▶ [Description of the task]:
Every entry needs to be reproduced exactly.

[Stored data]
-=-=-=-=-
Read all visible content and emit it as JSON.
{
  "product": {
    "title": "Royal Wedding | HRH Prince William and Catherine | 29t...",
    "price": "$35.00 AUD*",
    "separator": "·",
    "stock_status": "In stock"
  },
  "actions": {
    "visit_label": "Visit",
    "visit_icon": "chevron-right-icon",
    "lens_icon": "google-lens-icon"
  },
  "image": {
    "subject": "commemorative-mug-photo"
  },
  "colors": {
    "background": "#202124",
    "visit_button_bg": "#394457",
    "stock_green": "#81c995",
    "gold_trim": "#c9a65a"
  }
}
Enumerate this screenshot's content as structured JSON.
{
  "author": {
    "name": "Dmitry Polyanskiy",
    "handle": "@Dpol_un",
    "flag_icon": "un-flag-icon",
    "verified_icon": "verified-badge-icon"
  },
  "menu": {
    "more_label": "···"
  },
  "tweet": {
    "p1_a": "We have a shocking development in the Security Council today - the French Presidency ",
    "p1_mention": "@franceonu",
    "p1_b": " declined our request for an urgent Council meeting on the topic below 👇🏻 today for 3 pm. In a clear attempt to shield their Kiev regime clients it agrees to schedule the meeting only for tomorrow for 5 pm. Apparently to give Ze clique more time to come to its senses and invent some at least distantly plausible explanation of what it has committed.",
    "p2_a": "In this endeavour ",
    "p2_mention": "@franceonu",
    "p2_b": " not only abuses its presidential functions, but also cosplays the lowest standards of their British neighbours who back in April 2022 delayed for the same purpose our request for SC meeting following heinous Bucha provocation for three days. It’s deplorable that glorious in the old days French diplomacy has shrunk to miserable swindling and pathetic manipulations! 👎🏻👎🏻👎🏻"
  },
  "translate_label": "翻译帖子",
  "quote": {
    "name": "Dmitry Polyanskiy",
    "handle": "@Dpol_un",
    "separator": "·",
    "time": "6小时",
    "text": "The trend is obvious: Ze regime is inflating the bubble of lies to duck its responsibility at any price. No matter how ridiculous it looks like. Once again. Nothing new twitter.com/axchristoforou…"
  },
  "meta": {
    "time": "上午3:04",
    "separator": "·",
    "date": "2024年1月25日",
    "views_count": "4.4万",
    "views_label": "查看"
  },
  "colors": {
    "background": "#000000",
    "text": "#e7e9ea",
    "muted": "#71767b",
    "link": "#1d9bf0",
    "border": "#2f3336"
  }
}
-=-=-=-=-
▶ [Solution to this exercise]:
Read all visible content and emit it as JSON.
{
  "product": {
    "title": "Royal Wedding | HRH Prince William and Catherine | 29t...",
    "price": "$35.00 AUD*",
    "separator": "·",
    "stock_status": "In stock"
  },
  "actions": {
    "visit_label": "Visit",
    "visit_icon": "chevron-right-icon",
    "lens_icon": "google-lens-icon"
  },
  "image": {
    "subject": "commemorative-mug-photo"
  },
  "colors": {
    "background": "#202124",
    "visit_button_bg": "#394457",
    "stock_green": "#81c995",
    "gold_trim": "#c9a65a"
  }
}
Enumerate this screenshot's content as structured JSON.
{
  "author": {
    "name": "Dmitry Polyanskiy",
    "handle": "@Dpol_un",
    "flag_icon": "un-flag-icon",
    "verified_icon": "verified-badge-icon"
  },
  "menu": {
    "more_label": "···"
  },
  "tweet": {
    "p1_a": "We have a shocking development in the Security Council today - the French Presidency ",
    "p1_mention": "@franceonu",
    "p1_b": " declined our request for an urgent Council meeting on the topic below 👇🏻 today for 3 pm. In a clear attempt to shield their Kiev regime clients it agrees to schedule the meeting only for tomorrow for 5 pm. Apparently to give Ze clique more time to come to its senses and invent some at least distantly plausible explanation of what it has committed.",
    "p2_a": "In this endeavour ",
    "p2_mention": "@franceonu",
    "p2_b": " not only abuses its presidential functions, but also cosplays the lowest standards of their British neighbours who back in April 2022 delayed for the same purpose our request for SC meeting following heinous Bucha provocation for three days. It’s deplorable that glorious in the old days French diplomacy has shrunk to miserable swindling and pathetic manipulations! 👎🏻👎🏻👎🏻"
  },
  "translate_label": "翻译帖子",
  "quote": {
    "name": "Dmitry Polyanskiy",
    "handle": "@Dpol_un",
    "separator": "·",
    "time": "6小时",
    "text": "The trend is obvious: Ze regime is inflating the bubble of lies to duck its responsibility at any price. No matter how ridiculous it looks like. Once again. Nothing new twitter.com/axchristoforou…"
  },
  "meta": {
    "time": "上午3:04",
    "separator": "·",
    "date": "2024年1月25日",
    "views_count": "4.4万",
    "views_label": "查看"
  },
  "colors": {
    "background": "#000000",
    "text": "#e7e9ea",
    "muted": "#71767b",
    "link": "#1d9bf0",
    "border": "#2f3336"
  }
}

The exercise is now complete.